● **GIVEN REQUEST**
Repeat the records below exactly, leaving out every picture.

[Data records]
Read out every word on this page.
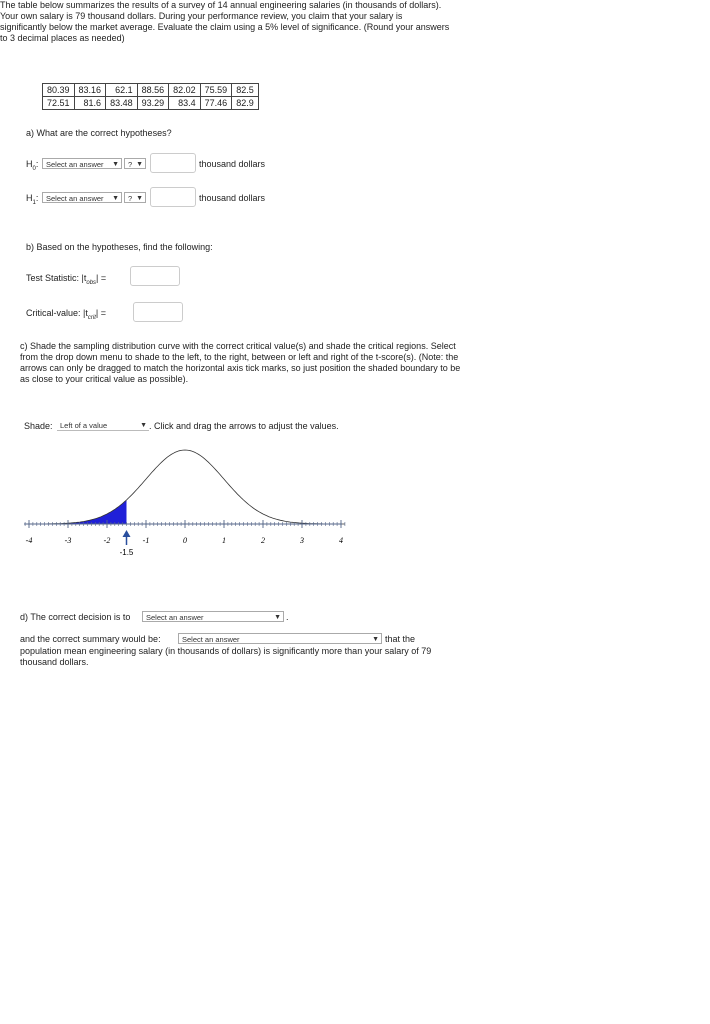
The table below summarizes the results of a survey of 14 annual engineering salaries (in thousands of dollars). Your own salary is 79 thousand dollars. During your performance review, you claim that your salary is significantly below the market average. Evaluate the claim using a 5% level of significance. (Round your answers to 3 decimal places as needed)
80.39	83.16	62.1	88.56	82.02	75.59	82.5
72.51	81.6	83.48	93.29	83.4	77.46	82.9
a) What are the correct hypotheses?
$H_0$:	Select an answer ▼	? ▼	thousand dollars
$H_1$:	Select an answer ▼	? ▼	thousand dollars
b) Based on the hypotheses, find the following:
Test Statistic: $|t_{obs}|$ =
Critical-value: $|t_{crit}|$ =
c) Shade the sampling distribution curve with the correct critical value(s) and shade the critical regions. Select from the drop down menu to shade to the left, to the right, between or left and right of the t-score(s). (Note: the arrows can only be dragged to match the horizontal axis tick marks, so just position the shaded boundary to be as close to your critical value as possible).
Shade: Left of a value	▼ . Click and drag the arrows to adjust the values.
-4	-3	-2	-1	0	1	2	3	4
-1.5
d) The correct decision is to	Select an answer	▼ .
and the correct summary would be:	Select an answer	▼ that the
population mean engineering salary (in thousands of dollars) is significantly more than your salary of 79 thousand dollars.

● **EXPECTED ANSWER**
Read out every word on this page.
The table below summarizes the results of a survey of 14 annual engineering salaries (in thousands of dollars). Your own salary is 79 thousand dollars. During your performance review, you claim that your salary is significantly below the market average. Evaluate the claim using a 5% level of significance. (Round your answers to 3 decimal places as needed)
80.39	83.16	62.1	88.56	82.02	75.59	82.5
72.51	81.6	83.48	93.29	83.4	77.46	82.9
a) What are the correct hypotheses?
$H_0$:	Select an answer ▼	? ▼	thousand dollars
$H_1$:	Select an answer ▼	? ▼	thousand dollars
b) Based on the hypotheses, find the following:
Test Statistic: $|t_{obs}|$ =
Critical-value: $|t_{crit}|$ =
c) Shade the sampling distribution curve with the correct critical value(s) and shade the critical regions. Select from the drop down menu to shade to the left, to the right, between or left and right of the t-score(s). (Note: the arrows can only be dragged to match the horizontal axis tick marks, so just position the shaded boundary to be as close to your critical value as possible).
Shade: Left of a value	▼ . Click and drag the arrows to adjust the values.
-4	-3	-2	-1	0	1	2	3	4
-1.5
d) The correct decision is to	Select an answer	▼ .
and the correct summary would be:	Select an answer	▼ that the
population mean engineering salary (in thousands of dollars) is significantly more than your salary of 79 thousand dollars.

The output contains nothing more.